* **SET EXERCISE 1**: Return everything in the records from the start down to the line containing "microphone 1 <box>185 491 230 652</box>", with "left hemisphere" replaced by "left lobe" and all else unchanged. Give only those lines.

* **SOURCE EXTRACT**:
****************
NRCan cut Lu’s access to its email and servers in June 2023 — after he had traveled to China and, while there, allegedly sent nearly 2,000 emails from his work account to his personal account. When Lu returned to Canada and asked why his access was blocked, a manager ordered it reinstated so his retirement could be processed. Weeks later, Lu allegedly copied more than 2,600 documents from a departmental shared server.
Those circumstances now form a central part of Lu’s defense, CBC reported. His lawyers, Reem Zaia and Michael Nesbitt, have accused Natural Resources Canada of operating as an extension of law enforcement — an agent of the state acting for the Canadian Security Intelligence Service and the Royal Canadian Mounted Police from the moment its surveillance of Lu began — and have argued that Lu, as an employee, was owed an expectation of privacy in his workplace.
The prosecution, focusing on the future of clean-energy technology, lands in the midst of Prime Minister Mark Carney’s sweeping engagement with China, in which both nations have pledged that Canada will become a major exporter of energy to the Chinese market. In January, Carney traveled to Beijing for the first prime ministerial visit since 2017, and his Energy and Natural Resources Minister, Tim Hodgson, signed a memorandum of understanding committing both countries to talks on oil and gas resource development and liquefied natural gas. Carney declared that by 2030 Canada will produce 50 million tonnes of liquefied natural gas each year, all destined for Asian markets, and Ottawa has set a goal of increasing exports to China by 50 percent by 2030, with Carney and President Xi Jinping discussing two-way investment in clean energy and technology.
****************
* **SET EXERCISE 2**: From the excerpt about the case against Lu, output everything from "The prosecution, focusing" down to "energy and technology.", word for word.

* **INPUT FOR THIS TASK**:
****************
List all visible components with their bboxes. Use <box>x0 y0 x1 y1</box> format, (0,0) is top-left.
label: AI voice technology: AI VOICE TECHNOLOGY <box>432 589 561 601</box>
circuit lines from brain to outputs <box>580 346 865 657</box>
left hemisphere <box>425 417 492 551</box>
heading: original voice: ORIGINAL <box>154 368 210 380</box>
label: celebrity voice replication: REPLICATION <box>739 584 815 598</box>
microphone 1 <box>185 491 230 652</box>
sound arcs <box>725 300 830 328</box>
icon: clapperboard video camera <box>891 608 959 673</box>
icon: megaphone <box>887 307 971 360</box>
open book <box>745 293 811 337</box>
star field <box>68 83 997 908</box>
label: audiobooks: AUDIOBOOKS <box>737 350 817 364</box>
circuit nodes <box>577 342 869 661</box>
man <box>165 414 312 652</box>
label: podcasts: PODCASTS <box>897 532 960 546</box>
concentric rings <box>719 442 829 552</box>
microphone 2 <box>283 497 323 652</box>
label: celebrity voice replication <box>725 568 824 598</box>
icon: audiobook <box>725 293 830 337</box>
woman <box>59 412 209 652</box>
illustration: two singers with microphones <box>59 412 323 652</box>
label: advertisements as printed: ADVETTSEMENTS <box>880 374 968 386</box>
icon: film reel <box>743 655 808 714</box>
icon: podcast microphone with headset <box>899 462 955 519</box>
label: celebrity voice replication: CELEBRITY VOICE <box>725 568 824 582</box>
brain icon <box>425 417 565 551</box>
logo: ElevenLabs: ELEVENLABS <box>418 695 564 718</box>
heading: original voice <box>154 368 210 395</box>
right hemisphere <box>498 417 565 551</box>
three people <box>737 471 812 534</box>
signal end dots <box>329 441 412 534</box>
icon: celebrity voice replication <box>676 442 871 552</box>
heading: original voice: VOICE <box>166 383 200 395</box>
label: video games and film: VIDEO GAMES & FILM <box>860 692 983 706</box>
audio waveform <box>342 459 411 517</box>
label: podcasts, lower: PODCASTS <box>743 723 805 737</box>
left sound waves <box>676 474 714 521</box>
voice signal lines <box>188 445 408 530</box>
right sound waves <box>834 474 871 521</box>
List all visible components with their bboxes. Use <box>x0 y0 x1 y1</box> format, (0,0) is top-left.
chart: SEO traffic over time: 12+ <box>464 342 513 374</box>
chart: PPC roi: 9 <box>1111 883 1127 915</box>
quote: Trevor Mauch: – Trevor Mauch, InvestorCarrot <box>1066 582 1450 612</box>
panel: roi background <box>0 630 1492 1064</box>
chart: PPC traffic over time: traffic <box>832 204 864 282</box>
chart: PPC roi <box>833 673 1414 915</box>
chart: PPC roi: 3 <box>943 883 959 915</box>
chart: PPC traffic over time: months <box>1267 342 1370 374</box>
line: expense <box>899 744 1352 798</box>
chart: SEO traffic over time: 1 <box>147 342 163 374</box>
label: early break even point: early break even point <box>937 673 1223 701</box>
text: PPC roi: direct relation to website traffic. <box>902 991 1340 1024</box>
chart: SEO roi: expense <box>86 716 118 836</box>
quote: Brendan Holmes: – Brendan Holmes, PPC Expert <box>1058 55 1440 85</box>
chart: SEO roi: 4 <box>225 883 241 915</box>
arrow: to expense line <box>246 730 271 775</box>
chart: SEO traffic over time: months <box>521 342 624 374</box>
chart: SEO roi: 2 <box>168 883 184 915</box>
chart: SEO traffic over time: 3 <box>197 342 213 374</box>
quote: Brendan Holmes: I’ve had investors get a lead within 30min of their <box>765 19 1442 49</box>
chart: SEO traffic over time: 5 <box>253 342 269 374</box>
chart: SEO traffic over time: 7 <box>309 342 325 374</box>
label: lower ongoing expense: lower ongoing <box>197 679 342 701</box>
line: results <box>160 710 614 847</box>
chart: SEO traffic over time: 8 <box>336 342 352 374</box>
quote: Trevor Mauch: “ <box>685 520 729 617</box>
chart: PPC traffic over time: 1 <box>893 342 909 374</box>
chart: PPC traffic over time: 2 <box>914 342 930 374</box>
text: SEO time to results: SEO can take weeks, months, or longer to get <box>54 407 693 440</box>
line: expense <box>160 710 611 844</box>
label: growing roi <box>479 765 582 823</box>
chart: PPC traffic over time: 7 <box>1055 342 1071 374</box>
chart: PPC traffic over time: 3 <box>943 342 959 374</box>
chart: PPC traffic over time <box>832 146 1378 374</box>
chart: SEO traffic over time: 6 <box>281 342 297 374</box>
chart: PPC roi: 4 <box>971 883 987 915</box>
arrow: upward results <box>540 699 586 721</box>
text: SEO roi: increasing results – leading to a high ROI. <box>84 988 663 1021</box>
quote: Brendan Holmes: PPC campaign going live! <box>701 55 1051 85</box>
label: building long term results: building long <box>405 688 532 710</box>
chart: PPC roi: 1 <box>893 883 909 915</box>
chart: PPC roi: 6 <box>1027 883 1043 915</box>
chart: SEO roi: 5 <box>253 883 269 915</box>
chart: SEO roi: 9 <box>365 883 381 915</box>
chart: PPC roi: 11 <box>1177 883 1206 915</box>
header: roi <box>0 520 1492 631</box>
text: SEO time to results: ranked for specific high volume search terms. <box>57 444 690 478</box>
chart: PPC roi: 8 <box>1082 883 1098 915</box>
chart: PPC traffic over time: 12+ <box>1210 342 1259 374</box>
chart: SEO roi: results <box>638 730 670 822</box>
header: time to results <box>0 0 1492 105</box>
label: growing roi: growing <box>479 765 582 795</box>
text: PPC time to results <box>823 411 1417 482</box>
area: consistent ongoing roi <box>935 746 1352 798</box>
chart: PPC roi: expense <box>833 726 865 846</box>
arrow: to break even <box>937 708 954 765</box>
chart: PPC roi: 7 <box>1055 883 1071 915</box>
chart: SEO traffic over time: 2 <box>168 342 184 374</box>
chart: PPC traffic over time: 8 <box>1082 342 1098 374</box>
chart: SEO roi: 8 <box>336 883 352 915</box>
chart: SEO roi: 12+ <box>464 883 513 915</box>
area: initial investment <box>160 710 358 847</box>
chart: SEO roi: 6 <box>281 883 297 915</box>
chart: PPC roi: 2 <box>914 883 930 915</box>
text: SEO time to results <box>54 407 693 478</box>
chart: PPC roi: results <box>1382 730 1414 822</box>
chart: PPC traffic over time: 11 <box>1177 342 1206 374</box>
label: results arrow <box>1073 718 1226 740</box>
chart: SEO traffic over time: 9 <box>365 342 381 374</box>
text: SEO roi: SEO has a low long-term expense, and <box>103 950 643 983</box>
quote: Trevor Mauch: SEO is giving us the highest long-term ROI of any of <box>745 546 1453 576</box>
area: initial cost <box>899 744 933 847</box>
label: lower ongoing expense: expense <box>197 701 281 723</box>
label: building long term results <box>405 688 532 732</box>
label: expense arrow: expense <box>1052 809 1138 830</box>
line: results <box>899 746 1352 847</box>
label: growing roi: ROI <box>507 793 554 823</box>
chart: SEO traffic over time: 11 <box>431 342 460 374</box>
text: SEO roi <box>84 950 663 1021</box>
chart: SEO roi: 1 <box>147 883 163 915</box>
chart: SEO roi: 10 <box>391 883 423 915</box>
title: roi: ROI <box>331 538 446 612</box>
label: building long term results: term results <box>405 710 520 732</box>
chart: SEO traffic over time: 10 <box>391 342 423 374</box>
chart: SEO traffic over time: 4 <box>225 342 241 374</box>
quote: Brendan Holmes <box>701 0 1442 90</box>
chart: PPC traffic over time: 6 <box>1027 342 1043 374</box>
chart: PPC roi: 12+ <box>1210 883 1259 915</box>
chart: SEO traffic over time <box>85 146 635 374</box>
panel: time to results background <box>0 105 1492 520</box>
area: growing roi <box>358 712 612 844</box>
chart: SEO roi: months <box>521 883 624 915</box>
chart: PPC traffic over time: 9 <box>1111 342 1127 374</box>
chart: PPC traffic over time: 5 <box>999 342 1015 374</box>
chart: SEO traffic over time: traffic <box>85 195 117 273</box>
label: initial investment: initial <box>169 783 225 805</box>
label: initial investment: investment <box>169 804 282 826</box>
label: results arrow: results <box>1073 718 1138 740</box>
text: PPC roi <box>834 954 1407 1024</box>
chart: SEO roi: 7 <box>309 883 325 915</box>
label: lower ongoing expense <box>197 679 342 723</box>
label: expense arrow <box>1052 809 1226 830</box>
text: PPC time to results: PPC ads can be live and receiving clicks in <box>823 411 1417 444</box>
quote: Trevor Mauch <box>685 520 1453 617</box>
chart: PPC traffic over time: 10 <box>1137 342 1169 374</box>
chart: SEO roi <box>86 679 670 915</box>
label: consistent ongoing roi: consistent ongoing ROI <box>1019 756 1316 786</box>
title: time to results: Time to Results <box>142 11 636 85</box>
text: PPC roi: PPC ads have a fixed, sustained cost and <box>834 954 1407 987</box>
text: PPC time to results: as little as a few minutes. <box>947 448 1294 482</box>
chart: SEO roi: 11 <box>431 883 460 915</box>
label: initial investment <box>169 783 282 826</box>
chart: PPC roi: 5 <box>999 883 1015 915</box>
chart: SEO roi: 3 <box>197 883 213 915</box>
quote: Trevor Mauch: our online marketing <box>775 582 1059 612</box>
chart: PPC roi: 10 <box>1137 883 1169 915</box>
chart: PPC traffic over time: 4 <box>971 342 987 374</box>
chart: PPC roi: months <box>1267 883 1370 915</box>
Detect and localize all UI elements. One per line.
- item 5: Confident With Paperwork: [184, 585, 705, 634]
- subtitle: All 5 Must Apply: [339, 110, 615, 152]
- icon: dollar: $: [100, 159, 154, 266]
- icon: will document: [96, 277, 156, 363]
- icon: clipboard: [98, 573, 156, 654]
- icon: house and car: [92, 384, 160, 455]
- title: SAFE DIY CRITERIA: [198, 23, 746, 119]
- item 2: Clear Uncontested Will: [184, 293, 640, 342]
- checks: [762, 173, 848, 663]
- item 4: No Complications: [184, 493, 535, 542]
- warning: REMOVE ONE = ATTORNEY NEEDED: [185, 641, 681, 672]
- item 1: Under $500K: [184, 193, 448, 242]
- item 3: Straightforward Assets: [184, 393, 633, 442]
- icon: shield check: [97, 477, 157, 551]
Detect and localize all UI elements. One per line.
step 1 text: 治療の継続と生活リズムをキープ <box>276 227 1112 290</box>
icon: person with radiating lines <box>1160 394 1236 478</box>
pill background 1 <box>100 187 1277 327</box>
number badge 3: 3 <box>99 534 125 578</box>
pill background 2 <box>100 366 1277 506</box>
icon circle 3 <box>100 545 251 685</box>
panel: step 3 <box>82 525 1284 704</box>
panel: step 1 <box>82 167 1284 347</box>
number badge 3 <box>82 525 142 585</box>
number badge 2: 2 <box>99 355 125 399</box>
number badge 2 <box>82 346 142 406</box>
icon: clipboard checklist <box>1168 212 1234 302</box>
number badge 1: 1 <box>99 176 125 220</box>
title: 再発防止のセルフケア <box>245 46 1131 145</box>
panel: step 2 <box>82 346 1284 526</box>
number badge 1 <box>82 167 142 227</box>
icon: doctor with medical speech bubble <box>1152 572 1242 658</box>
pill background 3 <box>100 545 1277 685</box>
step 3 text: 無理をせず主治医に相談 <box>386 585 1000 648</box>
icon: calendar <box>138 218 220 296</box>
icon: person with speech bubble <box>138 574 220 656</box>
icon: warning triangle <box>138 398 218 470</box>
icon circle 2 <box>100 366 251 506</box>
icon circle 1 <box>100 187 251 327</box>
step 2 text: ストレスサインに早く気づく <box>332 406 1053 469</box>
****************
* **WORKED ANSWER 1**:
List all visible components with their bboxes. Use <box>x0 y0 x1 y1</box> format, (0,0) is top-left.
label: AI voice technology: AI VOICE TECHNOLOGY <box>432 589 561 601</box>
circuit lines from brain to outputs <box>580 346 865 657</box>
left lobe <box>425 417 492 551</box>
heading: original voice: ORIGINAL <box>154 368 210 380</box>
label: celebrity voice replication: REPLICATION <box>739 584 815 598</box>
microphone 1 <box>185 491 230 652</box>

* **WORKED ANSWER 2**:
The prosecution, focusing on the future of clean-energy technology, lands in the midst of Prime Minister Mark Carney’s sweeping engagement with China, in which both nations have pledged that Canada will become a major exporter of energy to the Chinese market. In January, Carney traveled to Beijing for the first prime ministerial visit since 2017, and his Energy and Natural Resources Minister, Tim Hodgson, signed a memorandum of understanding committing both countries to talks on oil and gas resource development and liquefied natural gas. Carney declared that by 2030 Canada will produce 50 million tonnes of liquefied natural gas each year, all destined for Asian markets, and Ottawa has set a goal of increasing exports to China by 50 percent by 2030, with Carney and President Xi Jinping discussing two-way investment in clean energy and technology.